Challenge - Print every record below exactly as written.

Supplied material -
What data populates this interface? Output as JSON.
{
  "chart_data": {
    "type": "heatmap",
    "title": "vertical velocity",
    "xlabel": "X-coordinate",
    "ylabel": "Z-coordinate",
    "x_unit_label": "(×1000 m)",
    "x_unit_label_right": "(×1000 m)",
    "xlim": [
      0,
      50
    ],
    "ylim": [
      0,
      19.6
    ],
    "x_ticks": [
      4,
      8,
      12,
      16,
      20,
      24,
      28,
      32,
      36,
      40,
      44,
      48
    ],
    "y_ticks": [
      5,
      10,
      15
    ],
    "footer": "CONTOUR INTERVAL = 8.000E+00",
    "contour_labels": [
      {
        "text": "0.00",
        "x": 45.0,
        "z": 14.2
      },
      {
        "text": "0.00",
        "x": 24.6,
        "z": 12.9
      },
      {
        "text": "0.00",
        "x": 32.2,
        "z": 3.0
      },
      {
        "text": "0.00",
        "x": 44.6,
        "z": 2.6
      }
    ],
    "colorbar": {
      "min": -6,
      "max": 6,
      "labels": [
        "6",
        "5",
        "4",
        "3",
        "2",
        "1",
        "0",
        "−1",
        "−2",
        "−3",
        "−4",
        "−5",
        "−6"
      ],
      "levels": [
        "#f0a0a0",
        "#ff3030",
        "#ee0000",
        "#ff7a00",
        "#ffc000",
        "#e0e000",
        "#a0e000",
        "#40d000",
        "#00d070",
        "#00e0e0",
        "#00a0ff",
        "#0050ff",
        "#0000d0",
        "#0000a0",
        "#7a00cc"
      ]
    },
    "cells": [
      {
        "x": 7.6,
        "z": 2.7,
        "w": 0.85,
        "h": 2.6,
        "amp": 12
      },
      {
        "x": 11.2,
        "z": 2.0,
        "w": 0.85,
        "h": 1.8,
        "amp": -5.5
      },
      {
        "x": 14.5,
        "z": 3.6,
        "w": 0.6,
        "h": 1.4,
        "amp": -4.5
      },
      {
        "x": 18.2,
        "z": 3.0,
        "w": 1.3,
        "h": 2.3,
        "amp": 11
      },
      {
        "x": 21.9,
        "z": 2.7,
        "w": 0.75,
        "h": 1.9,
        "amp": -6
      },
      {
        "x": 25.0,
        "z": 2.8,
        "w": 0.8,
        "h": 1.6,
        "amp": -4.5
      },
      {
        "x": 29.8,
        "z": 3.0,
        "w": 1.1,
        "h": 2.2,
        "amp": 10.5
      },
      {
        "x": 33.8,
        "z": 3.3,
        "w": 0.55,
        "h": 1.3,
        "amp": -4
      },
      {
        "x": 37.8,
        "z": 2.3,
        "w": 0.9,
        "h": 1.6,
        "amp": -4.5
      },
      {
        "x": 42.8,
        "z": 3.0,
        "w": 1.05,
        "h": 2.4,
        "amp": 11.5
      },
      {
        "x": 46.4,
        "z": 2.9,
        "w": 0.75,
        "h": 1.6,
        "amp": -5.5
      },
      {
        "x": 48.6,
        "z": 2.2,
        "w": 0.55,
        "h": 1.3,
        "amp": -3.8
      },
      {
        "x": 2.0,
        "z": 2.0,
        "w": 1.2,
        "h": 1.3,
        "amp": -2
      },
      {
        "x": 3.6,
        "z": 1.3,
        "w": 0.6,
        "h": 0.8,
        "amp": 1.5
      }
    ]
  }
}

Result below -
What data populates this interface? Output as JSON.
{
  "chart_data": {
    "type": "heatmap",
    "title": "vertical velocity",
    "xlabel": "X-coordinate",
    "ylabel": "Z-coordinate",
    "x_unit_label": "(×1000 m)",
    "x_unit_label_right": "(×1000 m)",
    "xlim": [
      0,
      50
    ],
    "ylim": [
      0,
      19.6
    ],
    "x_ticks": [
      4,
      8,
      12,
      16,
      20,
      24,
      28,
      32,
      36,
      40,
      44,
      48
    ],
    "y_ticks": [
      5,
      10,
      15
    ],
    "footer": "CONTOUR INTERVAL = 8.000E+00",
    "contour_labels": [
      {
        "text": "0.00",
        "x": 45.0,
        "z": 14.2
      },
      {
        "text": "0.00",
        "x": 24.6,
        "z": 12.9
      },
      {
        "text": "0.00",
        "x": 32.2,
        "z": 3.0
      },
      {
        "text": "0.00",
        "x": 44.6,
        "z": 2.6
      }
    ],
    "colorbar": {
      "min": -6,
      "max": 6,
      "labels": [
        "6",
        "5",
        "4",
        "3",
        "2",
        "1",
        "0",
        "−1",
        "−2",
        "−3",
        "−4",
        "−5",
        "−6"
      ],
      "levels": [
        "#f0a0a0",
        "#ff3030",
        "#ee0000",
        "#ff7a00",
        "#ffc000",
        "#e0e000",
        "#a0e000",
        "#40d000",
        "#00d070",
        "#00e0e0",
        "#00a0ff",
        "#0050ff",
        "#0000d0",
        "#0000a0",
        "#7a00cc"
      ]
    },
    "cells": [
      {
        "x": 7.6,
        "z": 2.7,
        "w": 0.85,
        "h": 2.6,
        "amp": 12
      },
      {
        "x": 11.2,
        "z": 2.0,
        "w": 0.85,
        "h": 1.8,
        "amp": -5.5
      },
      {
        "x": 14.5,
        "z": 3.6,
        "w": 0.6,
        "h": 1.4,
        "amp": -4.5
      },
      {
        "x": 18.2,
        "z": 3.0,
        "w": 1.3,
        "h": 2.3,
        "amp": 11
      },
      {
        "x": 21.9,
        "z": 2.7,
        "w": 0.75,
        "h": 1.9,
        "amp": -6
      },
      {
        "x": 25.0,
        "z": 2.8,
        "w": 0.8,
        "h": 1.6,
        "amp": -4.5
      },
      {
        "x": 29.8,
        "z": 3.0,
        "w": 1.1,
        "h": 2.2,
        "amp": 10.5
      },
      {
        "x": 33.8,
        "z": 3.3,
        "w": 0.55,
        "h": 1.3,
        "amp": -4
      },
      {
        "x": 37.8,
        "z": 2.3,
        "w": 0.9,
        "h": 1.6,
        "amp": -4.5
      },
      {
        "x": 42.8,
        "z": 3.0,
        "w": 1.05,
        "h": 2.4,
        "amp": 11.5
      },
      {
        "x": 46.4,
        "z": 2.9,
        "w": 0.75,
        "h": 1.6,
        "amp": -5.5
      },
      {
        "x": 48.6,
        "z": 2.2,
        "w": 0.55,
        "h": 1.3,
        "amp": -3.8
      },
      {
        "x": 2.0,
        "z": 2.0,
        "w": 1.2,
        "h": 1.3,
        "amp": -2
      },
      {
        "x": 3.6,
        "z": 1.3,
        "w": 0.6,
        "h": 0.8,
        "amp": 1.5
      }
    ]
  }
}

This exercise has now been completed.